>> Start

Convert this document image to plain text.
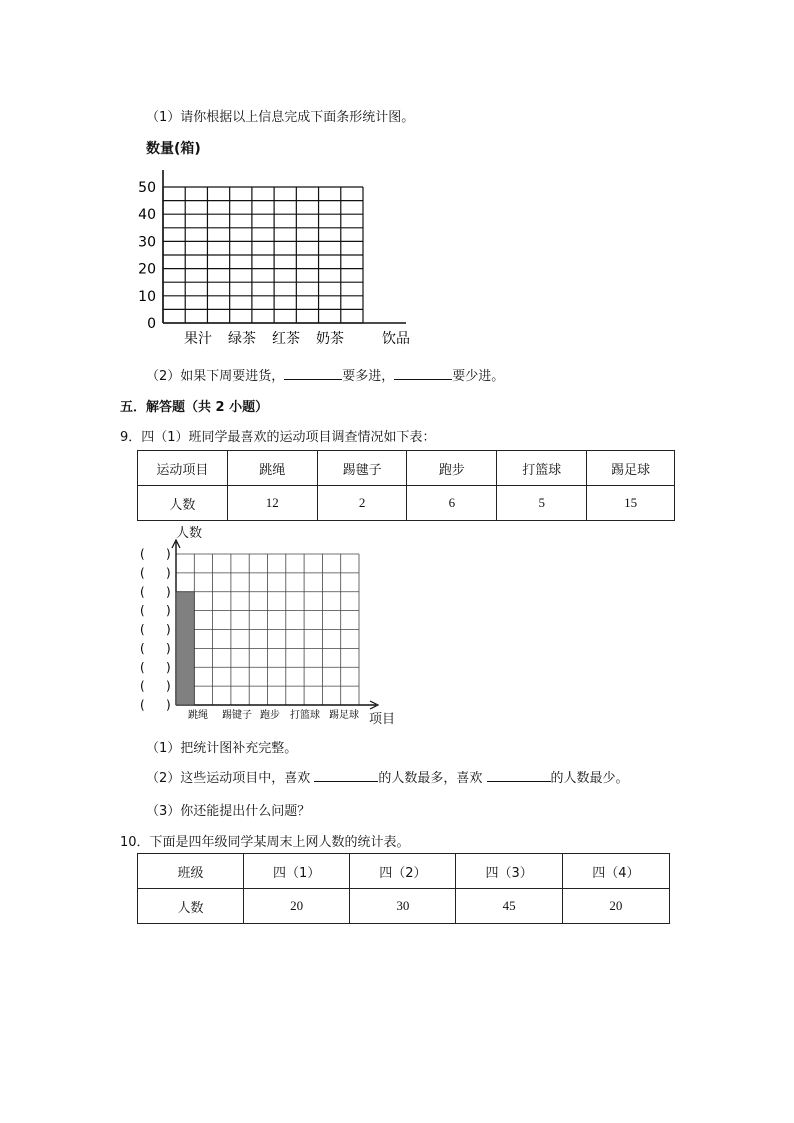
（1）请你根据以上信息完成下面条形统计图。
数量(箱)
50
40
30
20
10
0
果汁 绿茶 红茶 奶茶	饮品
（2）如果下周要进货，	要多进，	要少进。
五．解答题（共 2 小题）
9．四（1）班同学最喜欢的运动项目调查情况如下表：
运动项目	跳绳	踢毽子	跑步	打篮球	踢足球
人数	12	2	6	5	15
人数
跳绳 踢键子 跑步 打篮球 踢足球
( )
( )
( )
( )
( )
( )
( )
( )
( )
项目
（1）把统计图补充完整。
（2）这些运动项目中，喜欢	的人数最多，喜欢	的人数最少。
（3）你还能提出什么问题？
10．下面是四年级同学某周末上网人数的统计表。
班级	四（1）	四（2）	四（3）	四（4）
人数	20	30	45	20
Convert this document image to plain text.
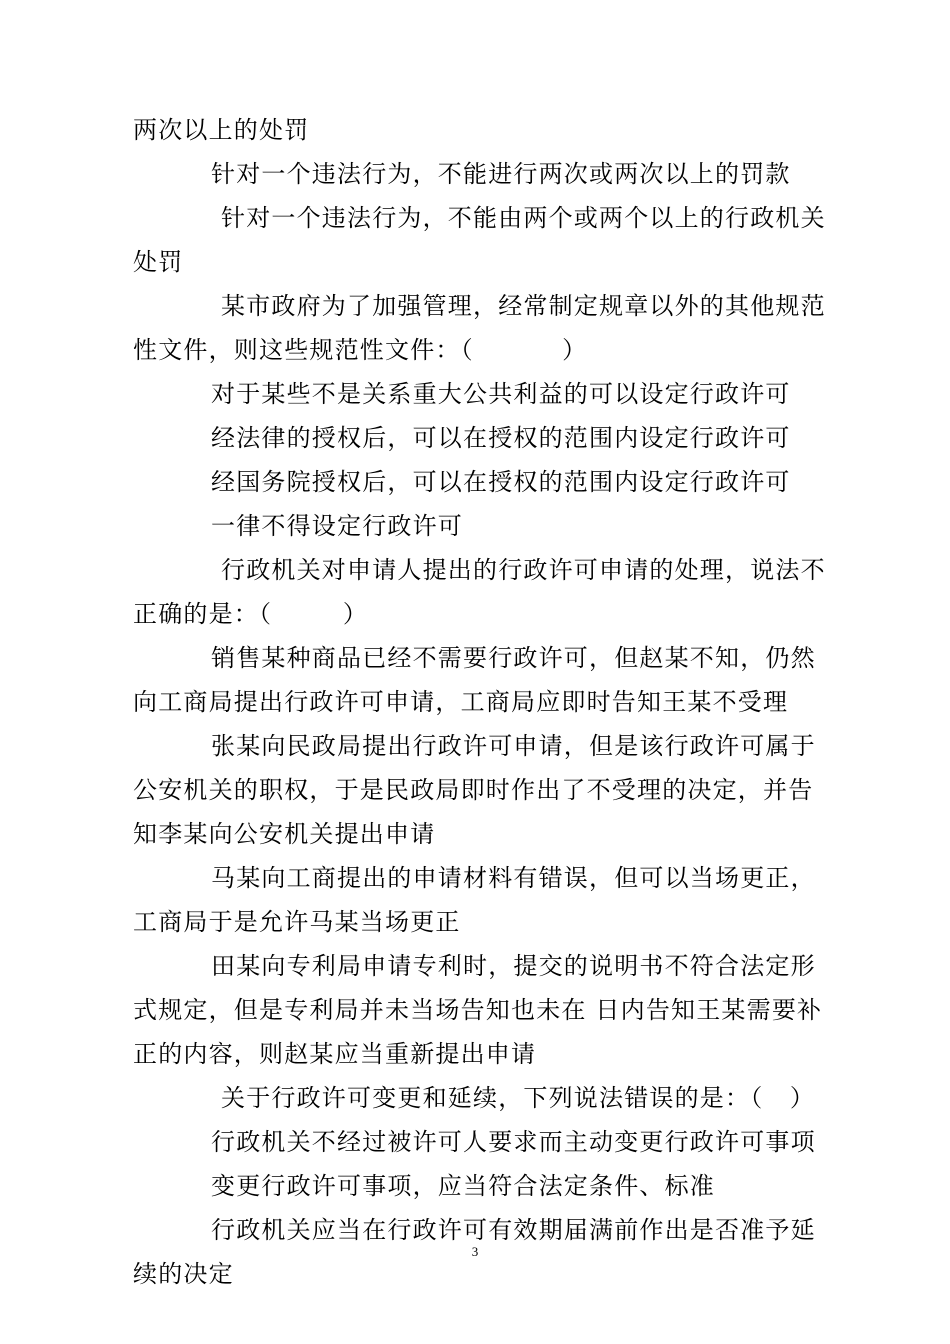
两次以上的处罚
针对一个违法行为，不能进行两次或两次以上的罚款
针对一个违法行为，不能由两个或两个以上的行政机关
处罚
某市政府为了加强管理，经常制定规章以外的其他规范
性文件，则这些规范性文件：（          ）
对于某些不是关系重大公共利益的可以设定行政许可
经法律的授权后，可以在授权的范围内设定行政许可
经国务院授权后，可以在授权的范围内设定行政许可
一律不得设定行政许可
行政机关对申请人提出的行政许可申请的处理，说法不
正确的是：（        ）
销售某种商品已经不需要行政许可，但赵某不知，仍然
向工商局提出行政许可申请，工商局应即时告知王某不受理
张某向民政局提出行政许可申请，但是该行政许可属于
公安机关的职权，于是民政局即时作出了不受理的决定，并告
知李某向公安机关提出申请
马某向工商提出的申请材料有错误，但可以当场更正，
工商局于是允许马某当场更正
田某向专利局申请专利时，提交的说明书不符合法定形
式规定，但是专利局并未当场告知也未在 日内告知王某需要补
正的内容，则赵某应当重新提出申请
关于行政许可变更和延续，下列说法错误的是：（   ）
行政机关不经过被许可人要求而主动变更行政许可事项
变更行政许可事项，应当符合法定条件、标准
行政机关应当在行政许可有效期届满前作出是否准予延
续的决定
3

>> End
>> Start

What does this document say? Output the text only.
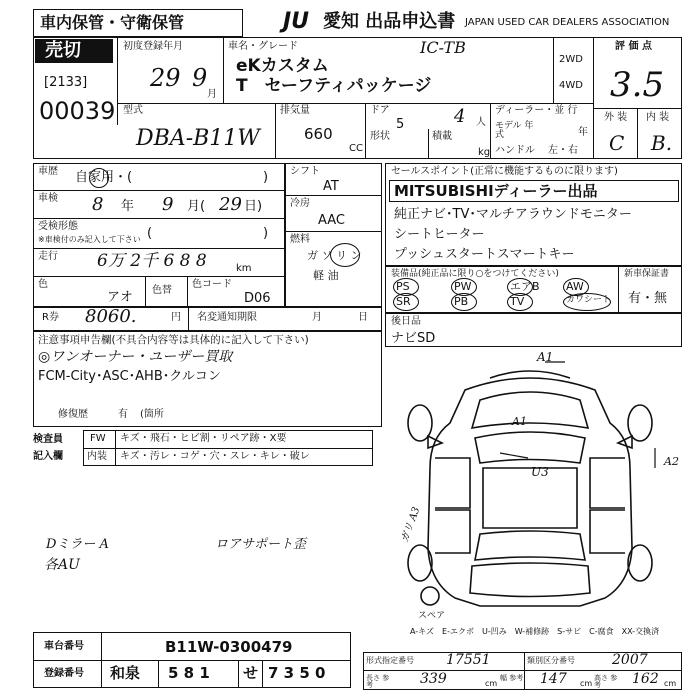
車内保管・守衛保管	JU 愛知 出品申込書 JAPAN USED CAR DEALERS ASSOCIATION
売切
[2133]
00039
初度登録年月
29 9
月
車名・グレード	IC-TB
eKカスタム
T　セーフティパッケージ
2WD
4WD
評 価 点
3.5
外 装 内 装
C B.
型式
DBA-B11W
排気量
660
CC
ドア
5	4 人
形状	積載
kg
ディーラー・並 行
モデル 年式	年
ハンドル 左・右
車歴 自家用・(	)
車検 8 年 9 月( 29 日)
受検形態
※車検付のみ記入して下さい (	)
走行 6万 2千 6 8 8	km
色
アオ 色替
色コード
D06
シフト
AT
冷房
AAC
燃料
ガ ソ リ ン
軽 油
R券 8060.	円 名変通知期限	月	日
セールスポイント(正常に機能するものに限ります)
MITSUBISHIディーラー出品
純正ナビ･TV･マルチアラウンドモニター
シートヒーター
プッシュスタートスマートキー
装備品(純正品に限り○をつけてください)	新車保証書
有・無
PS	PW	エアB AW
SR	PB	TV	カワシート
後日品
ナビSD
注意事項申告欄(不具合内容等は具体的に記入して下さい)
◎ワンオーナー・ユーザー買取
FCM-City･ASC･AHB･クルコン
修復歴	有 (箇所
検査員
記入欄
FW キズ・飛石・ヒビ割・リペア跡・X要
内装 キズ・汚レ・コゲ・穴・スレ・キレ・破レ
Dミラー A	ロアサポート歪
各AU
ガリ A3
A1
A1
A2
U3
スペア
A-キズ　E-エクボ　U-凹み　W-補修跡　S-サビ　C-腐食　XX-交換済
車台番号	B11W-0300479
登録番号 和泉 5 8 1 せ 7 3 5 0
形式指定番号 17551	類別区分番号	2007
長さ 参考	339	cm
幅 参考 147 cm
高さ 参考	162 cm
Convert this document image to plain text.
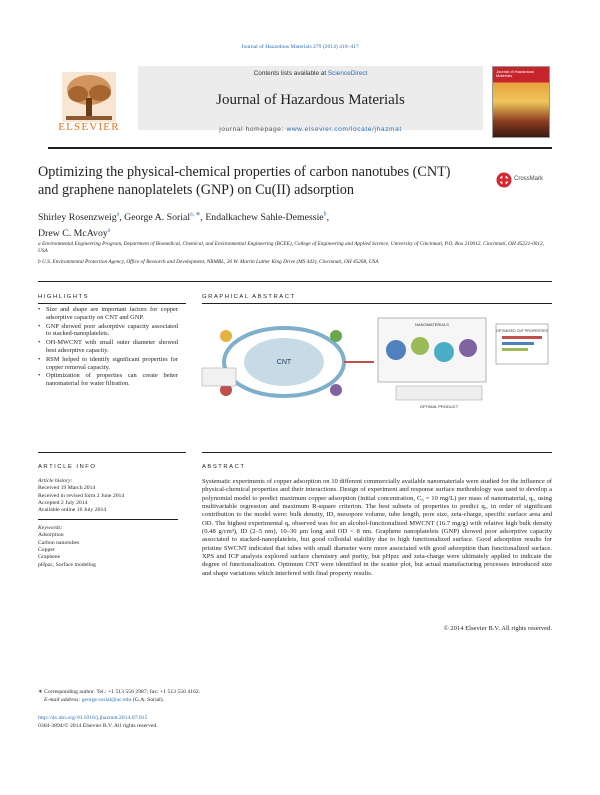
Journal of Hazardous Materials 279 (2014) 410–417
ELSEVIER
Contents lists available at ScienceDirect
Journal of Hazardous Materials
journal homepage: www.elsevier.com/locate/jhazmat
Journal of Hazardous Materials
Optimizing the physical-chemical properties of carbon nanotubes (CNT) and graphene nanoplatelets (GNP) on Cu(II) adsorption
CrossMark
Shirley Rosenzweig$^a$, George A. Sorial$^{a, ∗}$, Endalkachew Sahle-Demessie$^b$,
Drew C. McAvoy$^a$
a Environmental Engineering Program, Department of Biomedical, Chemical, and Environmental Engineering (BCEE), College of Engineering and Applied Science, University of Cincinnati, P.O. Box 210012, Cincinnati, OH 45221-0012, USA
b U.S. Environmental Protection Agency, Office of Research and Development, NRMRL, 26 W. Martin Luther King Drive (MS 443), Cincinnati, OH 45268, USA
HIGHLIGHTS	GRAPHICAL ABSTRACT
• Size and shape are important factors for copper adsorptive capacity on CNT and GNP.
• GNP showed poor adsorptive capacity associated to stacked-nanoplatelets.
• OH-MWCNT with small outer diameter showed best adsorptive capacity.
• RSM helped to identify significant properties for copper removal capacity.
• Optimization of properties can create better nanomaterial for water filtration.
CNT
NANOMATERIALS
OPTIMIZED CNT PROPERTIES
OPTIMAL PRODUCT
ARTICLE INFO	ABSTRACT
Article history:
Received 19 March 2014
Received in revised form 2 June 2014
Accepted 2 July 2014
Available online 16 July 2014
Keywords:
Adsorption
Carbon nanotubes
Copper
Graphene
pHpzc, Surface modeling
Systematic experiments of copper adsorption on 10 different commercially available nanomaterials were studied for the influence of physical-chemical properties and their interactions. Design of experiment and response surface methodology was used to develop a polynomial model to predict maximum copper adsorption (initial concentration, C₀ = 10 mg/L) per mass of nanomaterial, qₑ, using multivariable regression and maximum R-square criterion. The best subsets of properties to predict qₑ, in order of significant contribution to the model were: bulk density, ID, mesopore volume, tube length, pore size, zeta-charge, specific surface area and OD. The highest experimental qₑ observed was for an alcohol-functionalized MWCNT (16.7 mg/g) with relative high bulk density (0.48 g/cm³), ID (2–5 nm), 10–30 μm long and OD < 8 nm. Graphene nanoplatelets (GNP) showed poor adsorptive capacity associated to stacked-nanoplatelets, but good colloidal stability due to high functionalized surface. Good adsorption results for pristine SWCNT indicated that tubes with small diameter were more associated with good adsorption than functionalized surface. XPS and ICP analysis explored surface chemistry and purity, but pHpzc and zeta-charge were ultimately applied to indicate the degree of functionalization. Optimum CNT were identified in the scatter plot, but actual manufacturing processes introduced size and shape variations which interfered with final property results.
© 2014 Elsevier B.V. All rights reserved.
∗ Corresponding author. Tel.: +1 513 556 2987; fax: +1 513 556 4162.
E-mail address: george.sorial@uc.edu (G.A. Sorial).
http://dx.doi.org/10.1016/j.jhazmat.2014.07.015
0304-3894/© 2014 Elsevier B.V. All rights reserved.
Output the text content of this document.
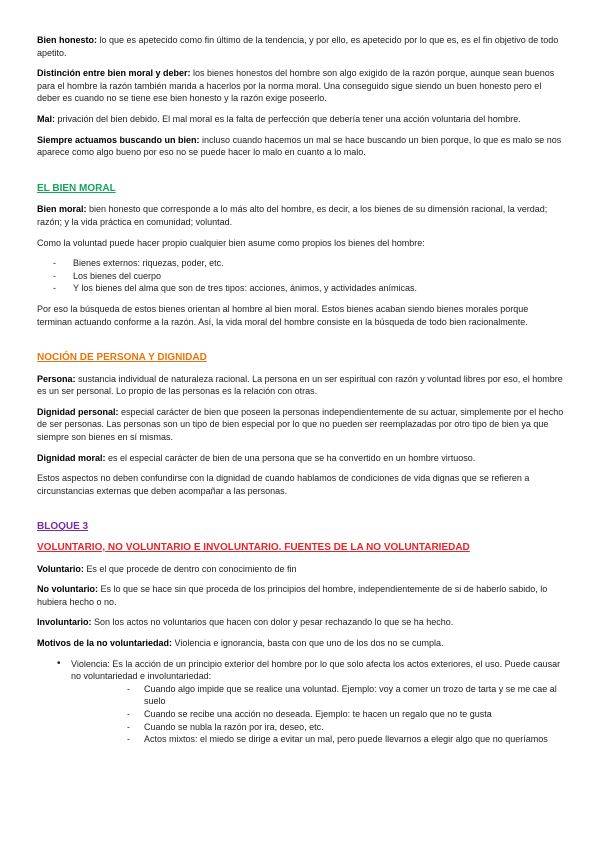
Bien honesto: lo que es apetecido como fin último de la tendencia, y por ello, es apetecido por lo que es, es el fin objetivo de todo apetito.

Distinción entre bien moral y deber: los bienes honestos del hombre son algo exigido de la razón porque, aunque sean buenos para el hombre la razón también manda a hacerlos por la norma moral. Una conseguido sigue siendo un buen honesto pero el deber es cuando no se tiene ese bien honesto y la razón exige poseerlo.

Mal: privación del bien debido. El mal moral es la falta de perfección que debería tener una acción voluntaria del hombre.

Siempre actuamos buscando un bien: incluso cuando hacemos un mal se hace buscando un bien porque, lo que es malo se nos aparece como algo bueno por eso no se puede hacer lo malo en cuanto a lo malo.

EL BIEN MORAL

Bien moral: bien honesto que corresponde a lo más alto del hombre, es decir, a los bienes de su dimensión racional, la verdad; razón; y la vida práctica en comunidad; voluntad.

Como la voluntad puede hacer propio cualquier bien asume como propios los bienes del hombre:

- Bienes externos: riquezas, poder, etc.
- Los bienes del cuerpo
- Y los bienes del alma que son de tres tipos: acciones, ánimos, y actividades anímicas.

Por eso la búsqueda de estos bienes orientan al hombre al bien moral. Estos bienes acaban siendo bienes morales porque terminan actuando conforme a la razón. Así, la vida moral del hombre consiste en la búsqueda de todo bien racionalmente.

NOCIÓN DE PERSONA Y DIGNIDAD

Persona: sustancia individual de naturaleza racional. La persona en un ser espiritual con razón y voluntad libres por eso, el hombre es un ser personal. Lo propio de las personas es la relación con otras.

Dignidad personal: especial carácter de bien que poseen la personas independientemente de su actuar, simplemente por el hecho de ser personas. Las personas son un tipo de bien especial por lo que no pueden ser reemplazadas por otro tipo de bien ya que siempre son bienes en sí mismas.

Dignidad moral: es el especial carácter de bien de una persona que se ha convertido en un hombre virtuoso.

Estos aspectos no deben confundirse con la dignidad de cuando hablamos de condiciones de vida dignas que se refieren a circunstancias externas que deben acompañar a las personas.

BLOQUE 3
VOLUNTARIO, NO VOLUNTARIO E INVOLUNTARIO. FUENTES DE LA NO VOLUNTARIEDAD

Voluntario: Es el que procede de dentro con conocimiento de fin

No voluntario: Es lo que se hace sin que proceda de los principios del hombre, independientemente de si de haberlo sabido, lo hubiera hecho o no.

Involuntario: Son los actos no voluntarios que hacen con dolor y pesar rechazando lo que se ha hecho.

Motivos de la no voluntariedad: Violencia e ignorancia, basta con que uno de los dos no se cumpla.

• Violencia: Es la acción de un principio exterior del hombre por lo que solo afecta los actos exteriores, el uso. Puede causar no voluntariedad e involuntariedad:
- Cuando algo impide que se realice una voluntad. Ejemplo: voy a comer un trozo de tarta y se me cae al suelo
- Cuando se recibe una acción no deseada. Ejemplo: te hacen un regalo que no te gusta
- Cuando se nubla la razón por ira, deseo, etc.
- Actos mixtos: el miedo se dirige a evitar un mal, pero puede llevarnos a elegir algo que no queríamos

>> End
>> Start

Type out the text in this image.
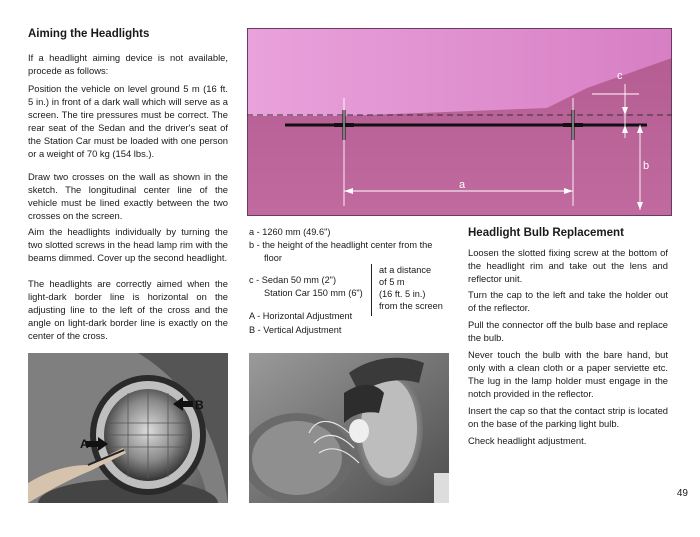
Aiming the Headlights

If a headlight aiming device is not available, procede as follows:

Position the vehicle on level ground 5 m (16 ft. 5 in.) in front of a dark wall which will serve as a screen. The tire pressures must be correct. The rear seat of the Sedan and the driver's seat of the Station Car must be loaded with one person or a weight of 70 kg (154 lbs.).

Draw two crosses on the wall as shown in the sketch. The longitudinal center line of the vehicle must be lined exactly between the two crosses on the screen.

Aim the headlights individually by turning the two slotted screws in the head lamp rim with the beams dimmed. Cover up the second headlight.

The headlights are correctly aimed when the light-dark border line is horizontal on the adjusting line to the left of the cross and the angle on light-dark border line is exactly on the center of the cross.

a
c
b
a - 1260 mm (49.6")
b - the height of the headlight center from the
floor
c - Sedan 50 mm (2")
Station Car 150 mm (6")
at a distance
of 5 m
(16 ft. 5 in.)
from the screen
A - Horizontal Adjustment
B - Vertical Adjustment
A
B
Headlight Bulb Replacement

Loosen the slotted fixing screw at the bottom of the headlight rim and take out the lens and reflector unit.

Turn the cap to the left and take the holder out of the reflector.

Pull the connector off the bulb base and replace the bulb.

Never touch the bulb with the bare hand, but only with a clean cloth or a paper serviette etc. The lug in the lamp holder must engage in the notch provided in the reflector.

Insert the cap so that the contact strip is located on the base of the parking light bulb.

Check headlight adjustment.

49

>> End

JOB
Every line that holds the word "July" counts once; state the total number of such lines and nothing else.

FINISHED EXERCISE
2